Give all the lines below again, exactly, with no pictures.

━━━━━ Data provided ━━━━━

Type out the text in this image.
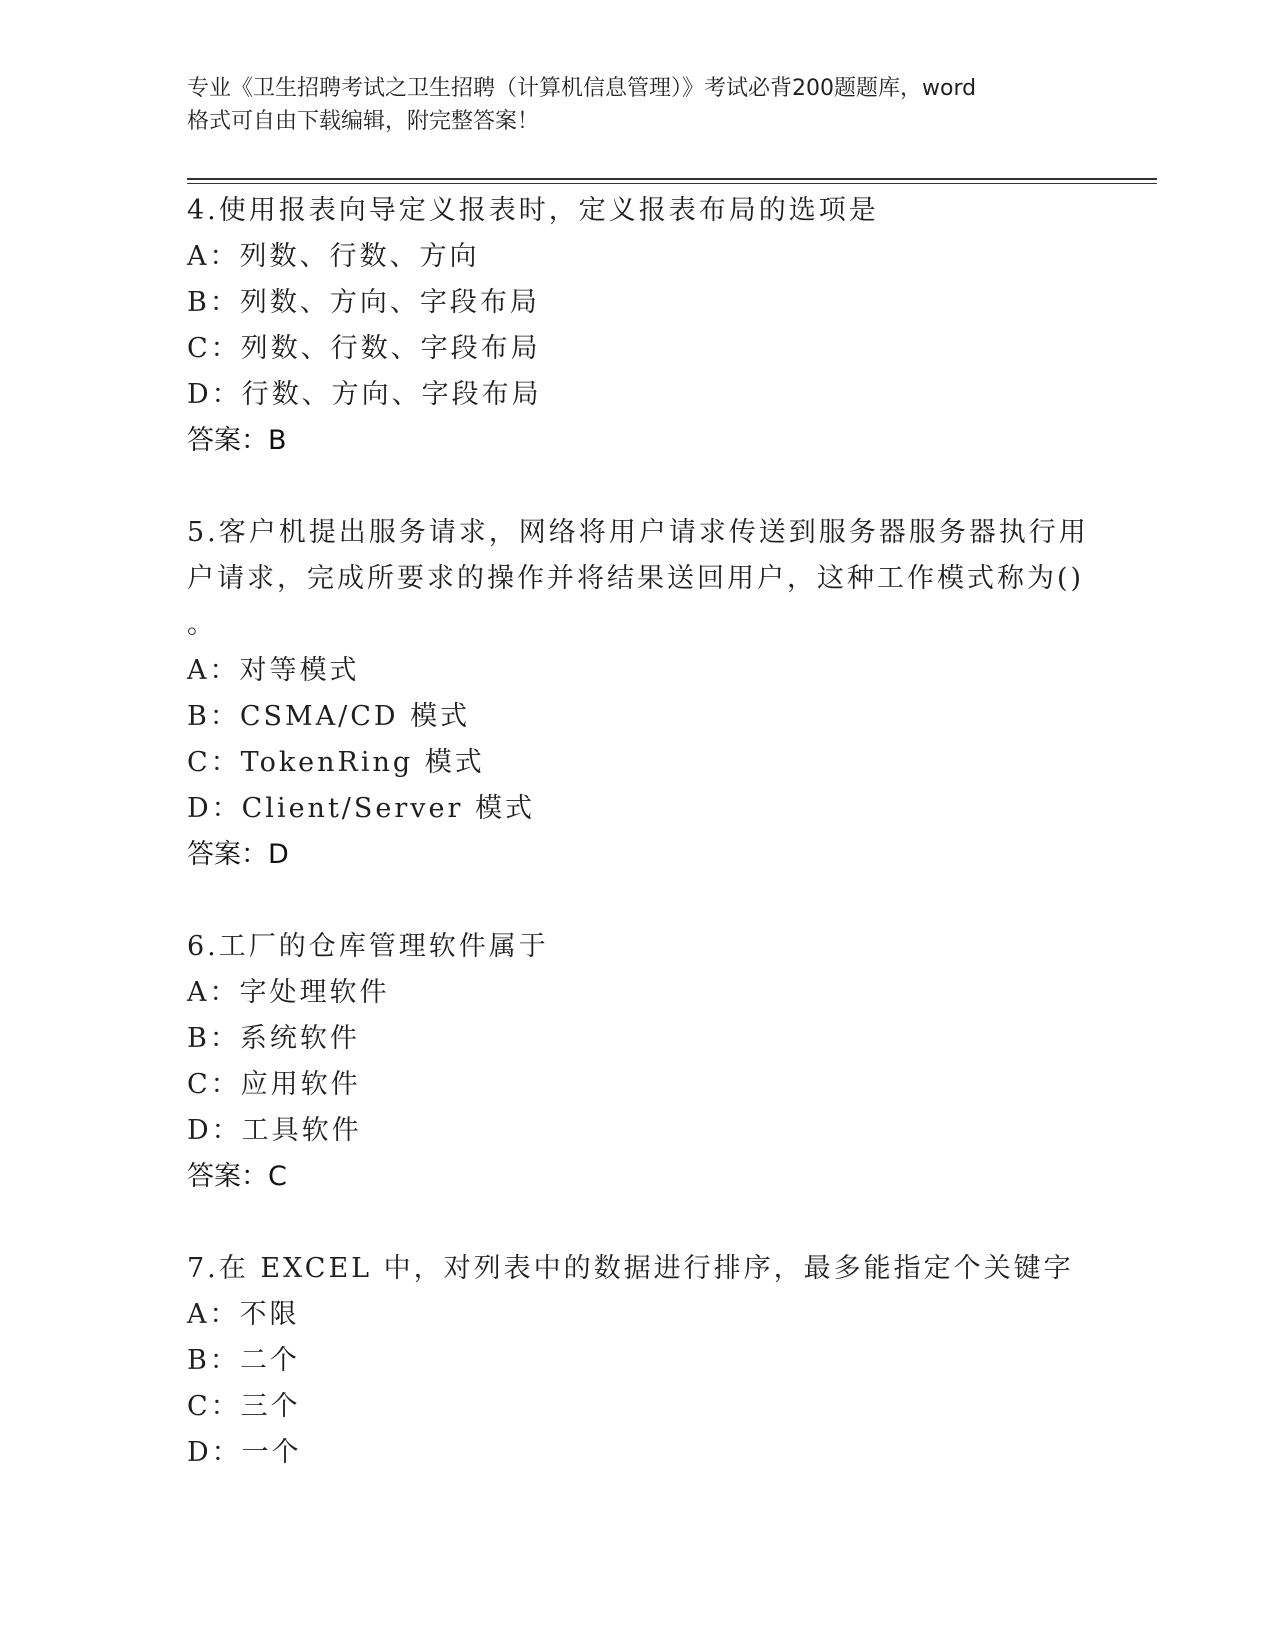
专业《卫生招聘考试之卫生招聘（计算机信息管理）》考试必背200题题库，word
格式可自由下载编辑，附完整答案！
4.使用报表向导定义报表时，定义报表布局的选项是
A：列数、行数、方向
B：列数、方向、字段布局
C：列数、行数、字段布局
D：行数、方向、字段布局
答案：B
5.客户机提出服务请求，网络将用户请求传送到服务器服务器执行用
户请求，完成所要求的操作并将结果送回用户，这种工作模式称为()
。
A：对等模式
B：CSMA/CD 模式
C：TokenRing 模式
D：Client/Server 模式
答案：D
6.工厂的仓库管理软件属于
A：字处理软件
B：系统软件
C：应用软件
D：工具软件
答案：C
7.在 EXCEL 中，对列表中的数据进行排序，最多能指定个关键字
A：不限
B：二个
C：三个
D：一个
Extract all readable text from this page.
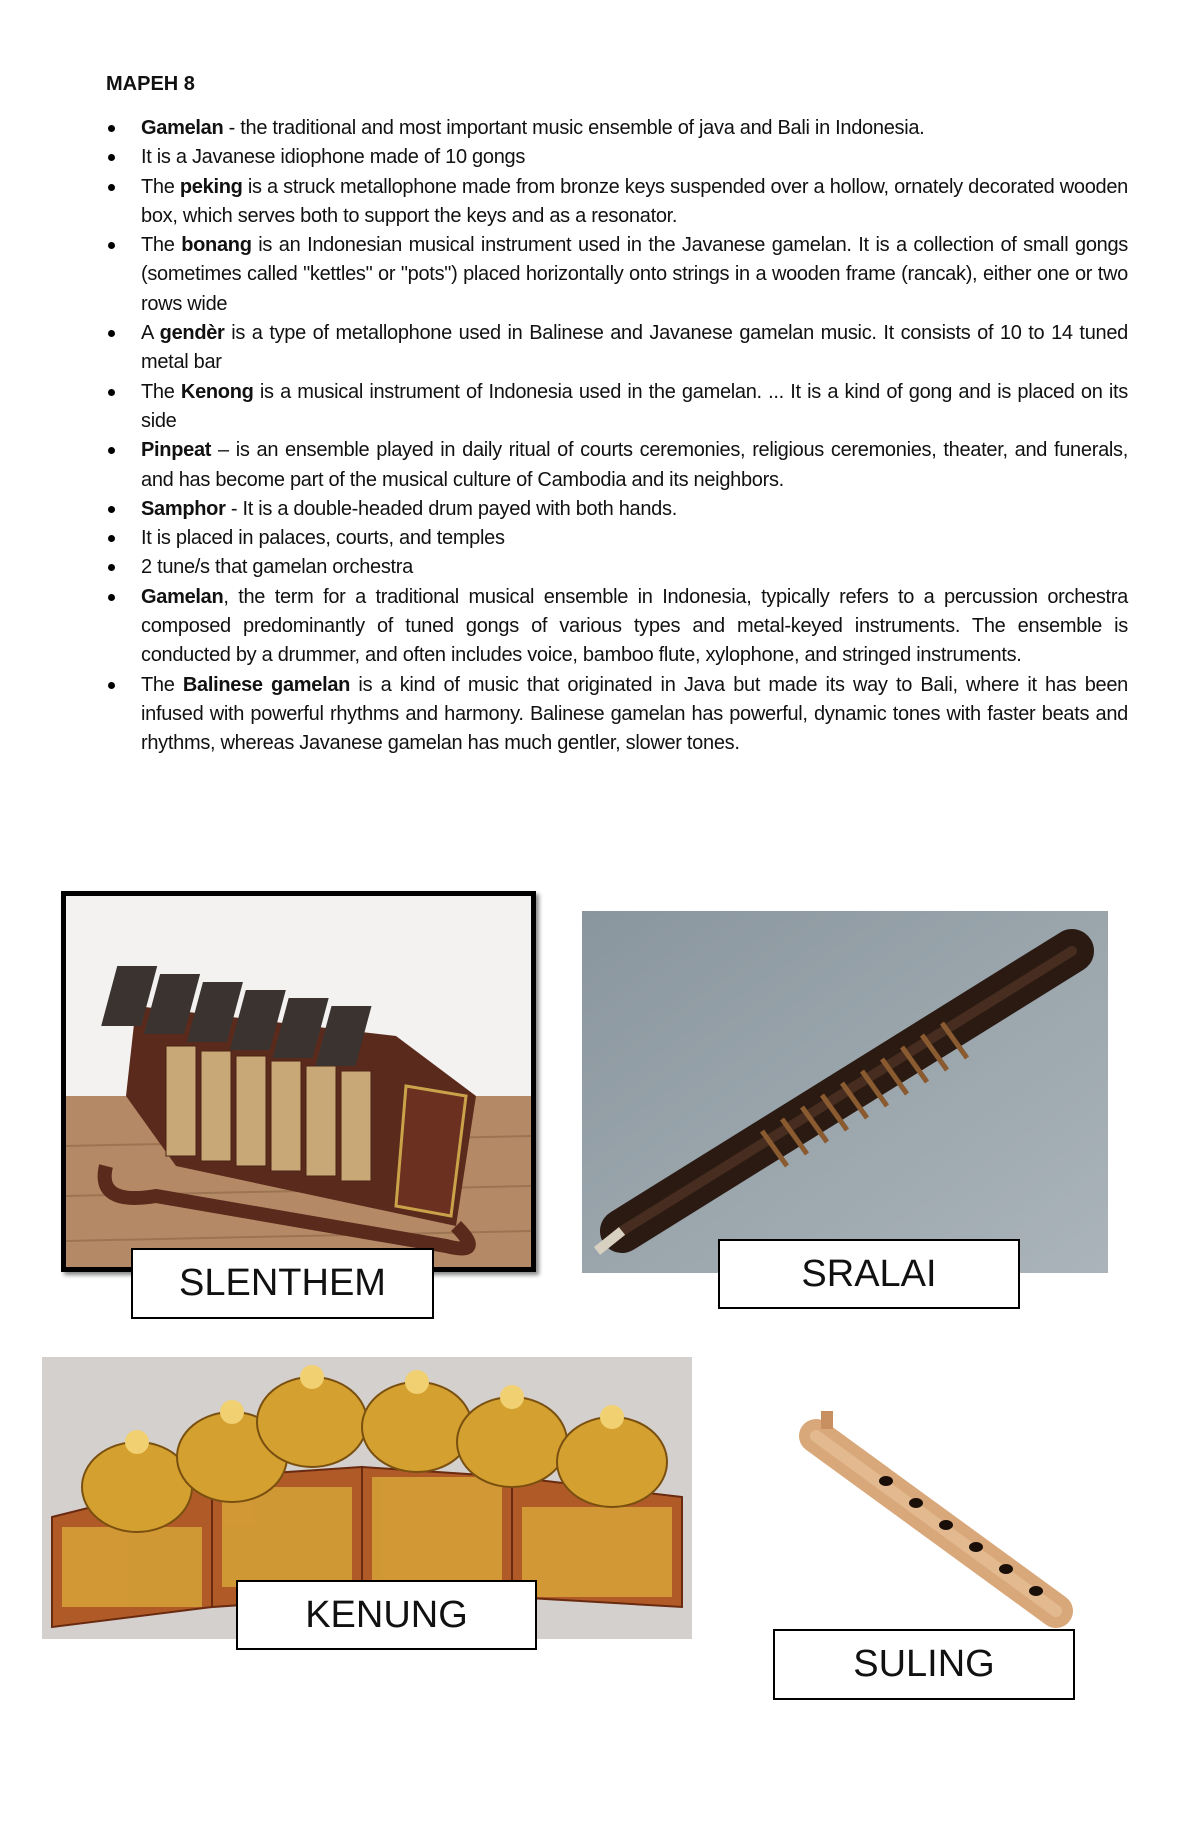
MAPEH 8
Gamelan - the traditional and most important music ensemble of java and Bali in Indonesia.
It is a Javanese idiophone made of 10 gongs
The peking is a struck metallophone made from bronze keys suspended over a hollow, ornately decorated wooden box, which serves both to support the keys and as a resonator.
The bonang is an Indonesian musical instrument used in the Javanese gamelan. It is a collection of small gongs (sometimes called "kettles" or "pots") placed horizontally onto strings in a wooden frame (rancak), either one or two rows wide
A gendèr is a type of metallophone used in Balinese and Javanese gamelan music. It consists of 10 to 14 tuned metal bar
The Kenong is a musical instrument of Indonesia used in the gamelan. ... It is a kind of gong and is placed on its side
Pinpeat – is an ensemble played in daily ritual of courts ceremonies, religious ceremonies, theater, and funerals, and has become part of the musical culture of Cambodia and its neighbors.
Samphor - It is a double-headed drum payed with both hands.
It is placed in palaces, courts, and temples
2 tune/s that gamelan orchestra
Gamelan, the term for a traditional musical ensemble in Indonesia, typically refers to a percussion orchestra composed predominantly of tuned gongs of various types and metal-keyed instruments. The ensemble is conducted by a drummer, and often includes voice, bamboo flute, xylophone, and stringed instruments.
The Balinese gamelan is a kind of music that originated in Java but made its way to Bali, where it has been infused with powerful rhythms and harmony. Balinese gamelan has powerful, dynamic tones with faster beats and rhythms, whereas Javanese gamelan has much gentler, slower tones.
SLENTHEM	SRALAI
KENUNG
SULING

━━━━━

Solution for this problem
Type out the text in this image.
专业《卫生招聘考试之卫生招聘（计算机信息管理）》考试必背200题题库，word
格式可自由下载编辑，附完整答案！
4.使用报表向导定义报表时，定义报表布局的选项是
A：列数、行数、方向
B：列数、方向、字段布局
C：列数、行数、字段布局
D：行数、方向、字段布局
答案：B
5.客户机提出服务请求，网络将用户请求传送到服务器服务器执行用
户请求，完成所要求的操作并将结果送回用户，这种工作模式称为()
。
A：对等模式
B：CSMA/CD 模式
C：TokenRing 模式
D：Client/Server 模式
答案：D
6.工厂的仓库管理软件属于
A：字处理软件
B：系统软件
C：应用软件
D：工具软件
答案：C
7.在 EXCEL 中，对列表中的数据进行排序，最多能指定个关键字
A：不限
B：二个
C：三个
D：一个
Extract all readable text from this page.
MAPEH 8
Gamelan - the traditional and most important music ensemble of java and Bali in Indonesia.
It is a Javanese idiophone made of 10 gongs
The peking is a struck metallophone made from bronze keys suspended over a hollow, ornately decorated wooden box, which serves both to support the keys and as a resonator.
The bonang is an Indonesian musical instrument used in the Javanese gamelan. It is a collection of small gongs (sometimes called "kettles" or "pots") placed horizontally onto strings in a wooden frame (rancak), either one or two rows wide
A gendèr is a type of metallophone used in Balinese and Javanese gamelan music. It consists of 10 to 14 tuned metal bar
The Kenong is a musical instrument of Indonesia used in the gamelan. ... It is a kind of gong and is placed on its side
Pinpeat – is an ensemble played in daily ritual of courts ceremonies, religious ceremonies, theater, and funerals, and has become part of the musical culture of Cambodia and its neighbors.
Samphor - It is a double-headed drum payed with both hands.
It is placed in palaces, courts, and temples
2 tune/s that gamelan orchestra
Gamelan, the term for a traditional musical ensemble in Indonesia, typically refers to a percussion orchestra composed predominantly of tuned gongs of various types and metal-keyed instruments. The ensemble is conducted by a drummer, and often includes voice, bamboo flute, xylophone, and stringed instruments.
The Balinese gamelan is a kind of music that originated in Java but made its way to Bali, where it has been infused with powerful rhythms and harmony. Balinese gamelan has powerful, dynamic tones with faster beats and rhythms, whereas Javanese gamelan has much gentler, slower tones.
SLENTHEM	SRALAI
KENUNG
SULING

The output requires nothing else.